>> BEGIN

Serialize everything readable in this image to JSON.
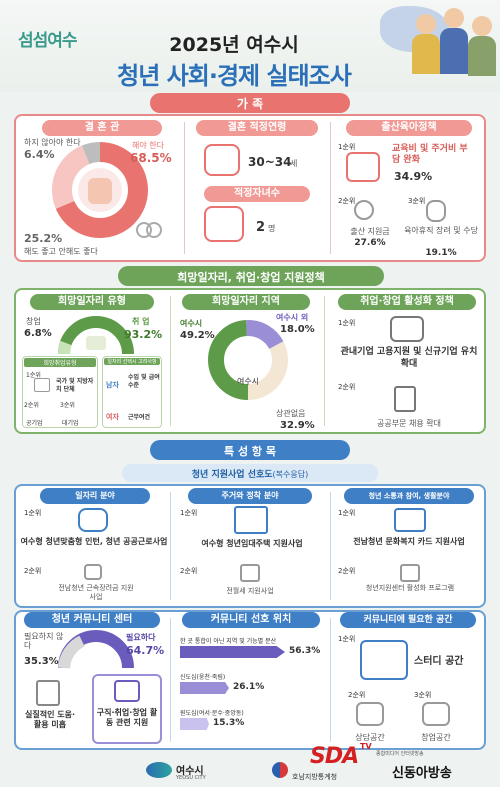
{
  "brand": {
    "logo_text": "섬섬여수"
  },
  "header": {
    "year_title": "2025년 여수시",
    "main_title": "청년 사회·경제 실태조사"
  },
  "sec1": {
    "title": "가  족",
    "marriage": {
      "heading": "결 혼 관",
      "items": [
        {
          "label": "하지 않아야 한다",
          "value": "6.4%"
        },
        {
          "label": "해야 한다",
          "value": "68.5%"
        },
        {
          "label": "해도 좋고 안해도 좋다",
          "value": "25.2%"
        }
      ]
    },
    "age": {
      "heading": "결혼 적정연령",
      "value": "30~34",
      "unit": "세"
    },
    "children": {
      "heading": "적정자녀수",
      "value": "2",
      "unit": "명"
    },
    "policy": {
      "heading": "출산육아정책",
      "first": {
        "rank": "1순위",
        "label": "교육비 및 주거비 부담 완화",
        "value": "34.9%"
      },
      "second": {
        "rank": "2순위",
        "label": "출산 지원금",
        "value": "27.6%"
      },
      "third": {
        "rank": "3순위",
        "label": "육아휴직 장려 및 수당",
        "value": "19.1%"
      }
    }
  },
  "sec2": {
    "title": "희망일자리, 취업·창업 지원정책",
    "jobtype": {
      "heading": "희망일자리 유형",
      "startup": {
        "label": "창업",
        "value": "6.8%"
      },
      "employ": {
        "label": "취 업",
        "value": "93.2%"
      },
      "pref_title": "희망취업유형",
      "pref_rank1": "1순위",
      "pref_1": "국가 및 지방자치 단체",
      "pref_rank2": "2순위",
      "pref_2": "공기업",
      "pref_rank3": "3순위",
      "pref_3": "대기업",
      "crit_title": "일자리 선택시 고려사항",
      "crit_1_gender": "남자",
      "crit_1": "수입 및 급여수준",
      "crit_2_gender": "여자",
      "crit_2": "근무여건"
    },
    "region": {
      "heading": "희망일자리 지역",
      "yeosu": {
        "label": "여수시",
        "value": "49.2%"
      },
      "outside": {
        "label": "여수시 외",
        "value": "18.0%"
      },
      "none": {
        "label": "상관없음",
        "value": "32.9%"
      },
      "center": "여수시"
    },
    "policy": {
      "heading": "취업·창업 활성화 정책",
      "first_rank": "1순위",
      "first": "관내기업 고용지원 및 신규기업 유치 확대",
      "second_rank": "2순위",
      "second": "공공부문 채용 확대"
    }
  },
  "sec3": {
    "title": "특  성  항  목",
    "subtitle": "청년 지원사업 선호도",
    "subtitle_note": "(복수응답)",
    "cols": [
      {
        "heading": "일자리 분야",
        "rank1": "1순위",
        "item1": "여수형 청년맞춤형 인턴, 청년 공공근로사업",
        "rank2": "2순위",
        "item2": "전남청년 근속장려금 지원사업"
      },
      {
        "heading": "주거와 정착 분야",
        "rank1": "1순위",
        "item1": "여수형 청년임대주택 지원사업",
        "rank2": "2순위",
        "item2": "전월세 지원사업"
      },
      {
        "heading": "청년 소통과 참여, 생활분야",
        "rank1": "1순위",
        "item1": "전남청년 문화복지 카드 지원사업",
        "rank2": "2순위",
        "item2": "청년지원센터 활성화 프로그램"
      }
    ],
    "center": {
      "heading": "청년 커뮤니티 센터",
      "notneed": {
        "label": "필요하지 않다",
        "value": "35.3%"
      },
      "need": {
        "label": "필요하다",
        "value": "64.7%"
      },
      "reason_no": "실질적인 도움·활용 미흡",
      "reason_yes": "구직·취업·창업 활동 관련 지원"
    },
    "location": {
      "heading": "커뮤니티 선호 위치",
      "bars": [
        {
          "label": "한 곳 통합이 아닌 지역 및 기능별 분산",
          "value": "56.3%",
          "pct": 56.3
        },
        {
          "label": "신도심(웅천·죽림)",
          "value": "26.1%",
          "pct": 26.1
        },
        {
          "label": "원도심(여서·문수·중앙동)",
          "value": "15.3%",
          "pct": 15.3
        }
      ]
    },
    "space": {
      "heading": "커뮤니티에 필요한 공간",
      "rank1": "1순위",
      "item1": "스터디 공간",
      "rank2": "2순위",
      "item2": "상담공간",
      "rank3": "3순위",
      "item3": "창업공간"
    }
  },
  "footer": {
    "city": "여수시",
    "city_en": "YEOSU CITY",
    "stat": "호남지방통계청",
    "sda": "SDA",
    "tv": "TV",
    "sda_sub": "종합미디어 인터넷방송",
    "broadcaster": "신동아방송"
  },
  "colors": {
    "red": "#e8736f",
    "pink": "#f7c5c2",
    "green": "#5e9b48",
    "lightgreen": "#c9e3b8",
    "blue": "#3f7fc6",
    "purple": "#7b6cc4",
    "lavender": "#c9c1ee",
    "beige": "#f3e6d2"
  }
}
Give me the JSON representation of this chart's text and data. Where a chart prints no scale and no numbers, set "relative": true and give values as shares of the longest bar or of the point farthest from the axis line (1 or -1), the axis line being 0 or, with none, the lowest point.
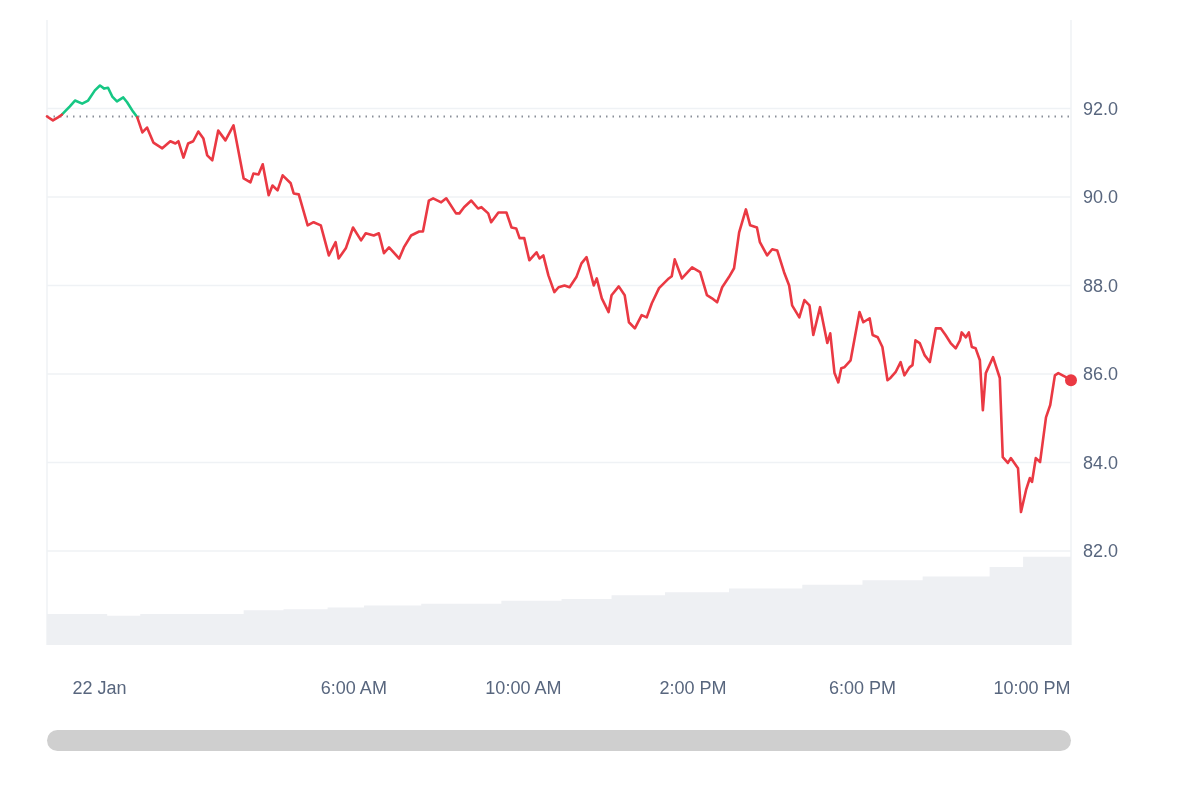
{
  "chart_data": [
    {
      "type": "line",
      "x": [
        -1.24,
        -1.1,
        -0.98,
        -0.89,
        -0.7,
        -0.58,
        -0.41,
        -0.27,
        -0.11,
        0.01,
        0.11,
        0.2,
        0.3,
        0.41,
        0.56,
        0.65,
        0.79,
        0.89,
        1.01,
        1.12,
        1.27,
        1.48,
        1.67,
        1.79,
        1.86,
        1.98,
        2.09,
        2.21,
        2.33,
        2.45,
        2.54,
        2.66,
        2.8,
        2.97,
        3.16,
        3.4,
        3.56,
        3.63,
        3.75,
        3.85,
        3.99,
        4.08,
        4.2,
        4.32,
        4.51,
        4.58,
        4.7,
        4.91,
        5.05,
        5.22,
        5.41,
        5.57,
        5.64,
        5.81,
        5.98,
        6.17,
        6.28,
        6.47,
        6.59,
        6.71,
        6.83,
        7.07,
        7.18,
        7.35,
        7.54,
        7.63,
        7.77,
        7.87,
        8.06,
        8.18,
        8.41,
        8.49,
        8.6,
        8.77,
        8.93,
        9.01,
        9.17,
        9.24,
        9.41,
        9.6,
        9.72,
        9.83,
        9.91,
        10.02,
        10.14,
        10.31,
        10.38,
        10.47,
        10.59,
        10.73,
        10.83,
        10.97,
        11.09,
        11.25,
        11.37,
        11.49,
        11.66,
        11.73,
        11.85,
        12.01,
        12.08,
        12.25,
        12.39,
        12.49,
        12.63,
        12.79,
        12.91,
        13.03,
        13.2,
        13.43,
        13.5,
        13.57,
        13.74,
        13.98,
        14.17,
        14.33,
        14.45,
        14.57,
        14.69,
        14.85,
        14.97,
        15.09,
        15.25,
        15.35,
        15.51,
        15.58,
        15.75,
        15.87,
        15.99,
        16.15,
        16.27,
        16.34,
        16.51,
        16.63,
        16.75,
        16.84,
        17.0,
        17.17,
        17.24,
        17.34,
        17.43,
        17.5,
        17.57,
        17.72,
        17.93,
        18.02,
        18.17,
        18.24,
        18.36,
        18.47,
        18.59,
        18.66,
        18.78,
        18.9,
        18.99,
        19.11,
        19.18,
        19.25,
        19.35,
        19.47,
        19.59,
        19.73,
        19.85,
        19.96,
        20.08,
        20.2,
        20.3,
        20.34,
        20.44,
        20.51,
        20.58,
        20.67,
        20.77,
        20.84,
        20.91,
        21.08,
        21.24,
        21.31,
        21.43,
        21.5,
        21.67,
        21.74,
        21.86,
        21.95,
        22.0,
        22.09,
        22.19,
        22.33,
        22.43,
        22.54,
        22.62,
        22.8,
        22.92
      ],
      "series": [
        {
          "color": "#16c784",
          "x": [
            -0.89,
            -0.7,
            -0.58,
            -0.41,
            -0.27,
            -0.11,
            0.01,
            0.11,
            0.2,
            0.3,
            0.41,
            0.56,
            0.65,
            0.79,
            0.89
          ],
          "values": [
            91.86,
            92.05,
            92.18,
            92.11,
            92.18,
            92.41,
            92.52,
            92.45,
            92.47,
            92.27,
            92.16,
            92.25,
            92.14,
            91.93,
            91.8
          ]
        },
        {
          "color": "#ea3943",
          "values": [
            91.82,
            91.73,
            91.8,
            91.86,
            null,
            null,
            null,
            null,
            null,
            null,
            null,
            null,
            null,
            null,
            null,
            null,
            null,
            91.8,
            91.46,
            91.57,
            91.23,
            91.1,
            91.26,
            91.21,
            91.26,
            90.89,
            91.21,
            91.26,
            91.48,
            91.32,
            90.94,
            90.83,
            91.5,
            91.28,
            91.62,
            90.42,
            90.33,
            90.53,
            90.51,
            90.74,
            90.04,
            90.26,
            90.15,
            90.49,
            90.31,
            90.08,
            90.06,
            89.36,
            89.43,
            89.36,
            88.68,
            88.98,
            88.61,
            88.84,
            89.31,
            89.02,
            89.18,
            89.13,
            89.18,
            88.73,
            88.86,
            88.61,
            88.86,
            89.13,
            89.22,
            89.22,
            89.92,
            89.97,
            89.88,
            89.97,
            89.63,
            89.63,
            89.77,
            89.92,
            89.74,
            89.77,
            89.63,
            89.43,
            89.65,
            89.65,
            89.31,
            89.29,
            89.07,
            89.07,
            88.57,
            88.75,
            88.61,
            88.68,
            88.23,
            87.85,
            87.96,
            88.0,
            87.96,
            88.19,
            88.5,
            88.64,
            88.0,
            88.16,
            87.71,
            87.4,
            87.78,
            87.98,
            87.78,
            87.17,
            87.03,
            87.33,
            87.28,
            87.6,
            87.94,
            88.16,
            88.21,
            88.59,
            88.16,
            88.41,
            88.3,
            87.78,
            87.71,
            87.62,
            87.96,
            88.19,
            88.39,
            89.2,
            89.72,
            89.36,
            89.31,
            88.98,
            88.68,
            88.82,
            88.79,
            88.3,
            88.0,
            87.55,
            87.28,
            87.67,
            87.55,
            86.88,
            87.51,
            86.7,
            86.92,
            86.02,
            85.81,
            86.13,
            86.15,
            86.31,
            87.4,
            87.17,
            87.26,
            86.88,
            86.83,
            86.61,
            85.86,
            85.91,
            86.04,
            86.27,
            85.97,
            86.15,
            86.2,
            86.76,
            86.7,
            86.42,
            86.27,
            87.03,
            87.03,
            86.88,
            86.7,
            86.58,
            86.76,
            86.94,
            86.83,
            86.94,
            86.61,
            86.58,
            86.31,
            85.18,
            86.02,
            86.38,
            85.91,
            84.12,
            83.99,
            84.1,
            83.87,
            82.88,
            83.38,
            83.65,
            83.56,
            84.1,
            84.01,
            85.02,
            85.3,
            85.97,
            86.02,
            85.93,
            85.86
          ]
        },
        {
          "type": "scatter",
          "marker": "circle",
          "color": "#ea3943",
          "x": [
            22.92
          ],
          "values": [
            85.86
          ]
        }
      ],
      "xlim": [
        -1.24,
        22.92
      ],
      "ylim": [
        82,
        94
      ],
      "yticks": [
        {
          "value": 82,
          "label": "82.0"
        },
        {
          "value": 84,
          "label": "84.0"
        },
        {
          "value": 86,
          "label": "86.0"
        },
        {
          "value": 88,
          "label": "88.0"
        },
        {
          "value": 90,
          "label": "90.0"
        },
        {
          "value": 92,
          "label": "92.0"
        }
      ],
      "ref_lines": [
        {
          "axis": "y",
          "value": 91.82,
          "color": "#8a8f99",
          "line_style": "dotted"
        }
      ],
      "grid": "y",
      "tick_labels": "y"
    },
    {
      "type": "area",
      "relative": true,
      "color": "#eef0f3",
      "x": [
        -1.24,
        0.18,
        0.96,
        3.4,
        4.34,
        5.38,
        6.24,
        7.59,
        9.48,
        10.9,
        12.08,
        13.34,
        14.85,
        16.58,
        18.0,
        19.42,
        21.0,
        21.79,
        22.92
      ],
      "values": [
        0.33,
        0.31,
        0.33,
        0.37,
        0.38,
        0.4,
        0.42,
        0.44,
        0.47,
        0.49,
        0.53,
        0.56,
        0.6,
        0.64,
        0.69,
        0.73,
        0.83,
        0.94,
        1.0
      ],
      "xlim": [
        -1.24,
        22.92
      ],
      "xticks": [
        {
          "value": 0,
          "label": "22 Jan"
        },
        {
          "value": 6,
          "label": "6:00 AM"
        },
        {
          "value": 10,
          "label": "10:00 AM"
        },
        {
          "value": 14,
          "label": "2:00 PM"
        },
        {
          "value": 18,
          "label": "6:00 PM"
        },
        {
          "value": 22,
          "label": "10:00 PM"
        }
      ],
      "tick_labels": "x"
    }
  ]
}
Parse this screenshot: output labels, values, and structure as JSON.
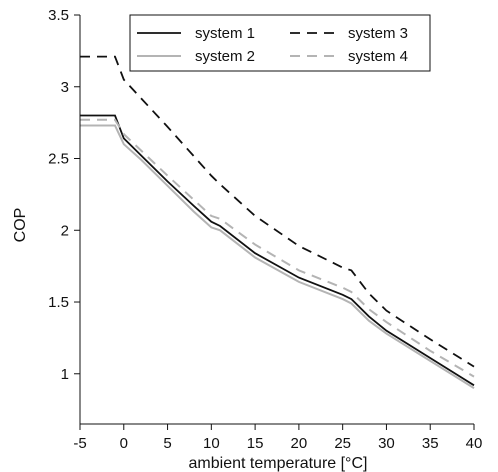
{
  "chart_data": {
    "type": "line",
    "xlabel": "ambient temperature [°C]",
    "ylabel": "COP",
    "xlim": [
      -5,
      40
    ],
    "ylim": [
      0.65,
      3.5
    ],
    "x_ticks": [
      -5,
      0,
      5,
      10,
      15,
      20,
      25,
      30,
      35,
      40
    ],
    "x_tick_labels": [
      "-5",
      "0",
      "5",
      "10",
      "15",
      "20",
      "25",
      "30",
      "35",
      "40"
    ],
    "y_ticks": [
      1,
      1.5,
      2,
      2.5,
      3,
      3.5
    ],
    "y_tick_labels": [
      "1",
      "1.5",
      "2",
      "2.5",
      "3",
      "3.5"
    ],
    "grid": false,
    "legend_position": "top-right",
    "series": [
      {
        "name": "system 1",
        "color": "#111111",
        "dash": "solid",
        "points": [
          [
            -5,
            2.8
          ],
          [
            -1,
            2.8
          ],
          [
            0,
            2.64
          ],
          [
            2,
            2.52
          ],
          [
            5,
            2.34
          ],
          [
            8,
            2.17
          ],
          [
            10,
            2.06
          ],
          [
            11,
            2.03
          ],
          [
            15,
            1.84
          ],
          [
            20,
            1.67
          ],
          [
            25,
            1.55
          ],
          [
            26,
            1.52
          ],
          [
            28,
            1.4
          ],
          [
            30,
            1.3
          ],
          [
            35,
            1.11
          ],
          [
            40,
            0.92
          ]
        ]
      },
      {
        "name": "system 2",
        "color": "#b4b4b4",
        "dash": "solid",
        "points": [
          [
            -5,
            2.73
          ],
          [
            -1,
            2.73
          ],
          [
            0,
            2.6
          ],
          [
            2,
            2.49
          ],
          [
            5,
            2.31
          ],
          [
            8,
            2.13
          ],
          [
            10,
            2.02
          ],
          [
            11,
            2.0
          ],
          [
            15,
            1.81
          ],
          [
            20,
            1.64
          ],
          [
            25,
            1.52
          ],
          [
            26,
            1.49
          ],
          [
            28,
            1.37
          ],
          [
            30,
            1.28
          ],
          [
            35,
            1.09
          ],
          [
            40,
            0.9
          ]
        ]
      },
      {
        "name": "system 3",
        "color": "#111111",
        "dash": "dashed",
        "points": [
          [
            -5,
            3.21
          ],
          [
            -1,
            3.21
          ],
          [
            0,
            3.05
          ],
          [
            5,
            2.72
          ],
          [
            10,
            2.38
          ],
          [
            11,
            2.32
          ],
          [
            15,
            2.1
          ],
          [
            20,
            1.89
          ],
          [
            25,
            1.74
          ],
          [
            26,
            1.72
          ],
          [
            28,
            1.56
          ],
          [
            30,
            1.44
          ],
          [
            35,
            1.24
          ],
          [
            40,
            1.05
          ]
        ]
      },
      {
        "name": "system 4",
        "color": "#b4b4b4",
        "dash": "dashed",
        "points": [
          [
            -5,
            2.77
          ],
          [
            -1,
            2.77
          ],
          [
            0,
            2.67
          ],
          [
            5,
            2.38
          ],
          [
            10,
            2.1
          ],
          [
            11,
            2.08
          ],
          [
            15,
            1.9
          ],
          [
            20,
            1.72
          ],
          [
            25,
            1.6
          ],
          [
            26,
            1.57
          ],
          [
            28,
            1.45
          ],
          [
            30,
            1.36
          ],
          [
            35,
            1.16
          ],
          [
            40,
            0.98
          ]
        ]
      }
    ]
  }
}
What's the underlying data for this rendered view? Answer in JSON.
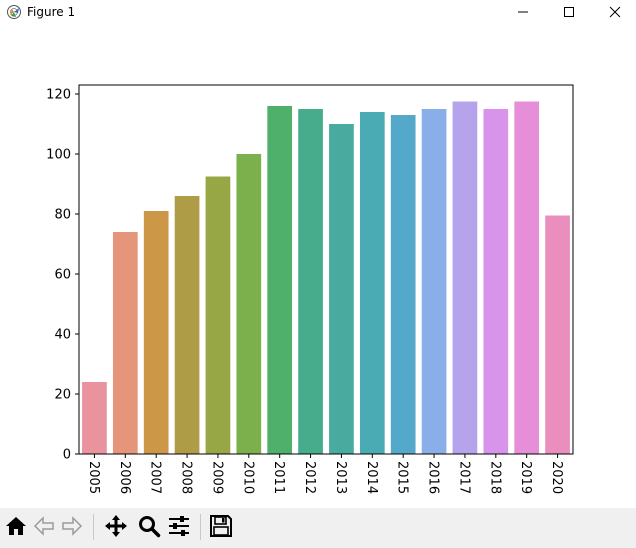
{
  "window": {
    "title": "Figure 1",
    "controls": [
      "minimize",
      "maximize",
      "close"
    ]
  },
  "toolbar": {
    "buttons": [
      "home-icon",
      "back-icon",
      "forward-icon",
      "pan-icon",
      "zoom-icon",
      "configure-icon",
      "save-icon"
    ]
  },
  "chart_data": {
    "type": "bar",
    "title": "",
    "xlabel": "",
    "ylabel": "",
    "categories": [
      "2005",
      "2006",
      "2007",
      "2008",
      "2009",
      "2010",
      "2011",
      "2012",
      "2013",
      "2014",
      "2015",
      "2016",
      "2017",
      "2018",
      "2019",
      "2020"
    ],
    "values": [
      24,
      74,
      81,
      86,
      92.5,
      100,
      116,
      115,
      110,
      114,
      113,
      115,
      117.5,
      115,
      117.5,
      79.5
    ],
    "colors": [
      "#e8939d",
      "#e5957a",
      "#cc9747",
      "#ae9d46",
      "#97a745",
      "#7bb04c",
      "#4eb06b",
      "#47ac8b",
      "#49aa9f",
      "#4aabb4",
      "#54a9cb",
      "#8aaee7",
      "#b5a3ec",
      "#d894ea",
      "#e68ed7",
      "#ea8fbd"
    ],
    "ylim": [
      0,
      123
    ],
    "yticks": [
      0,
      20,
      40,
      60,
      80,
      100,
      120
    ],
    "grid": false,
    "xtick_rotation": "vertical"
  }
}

>> END

**Stated exercise:** Pick out the lines containing the string "JSON".

**The answer:**
Serialize everything readable in this image to JSON.
Give me the JSON representation of this chart's text and data. Where a chart prints no scale and no numbers, set "relative": true and give values as shares of the longest bar or of the point farthest from the axis line (1 or -1), the axis line being 0 or, with none, the lowest point.
Parse this screenshot: output labels, values, and structure as JSON.
What's the underlying data for this rendered view? Answer in JSON.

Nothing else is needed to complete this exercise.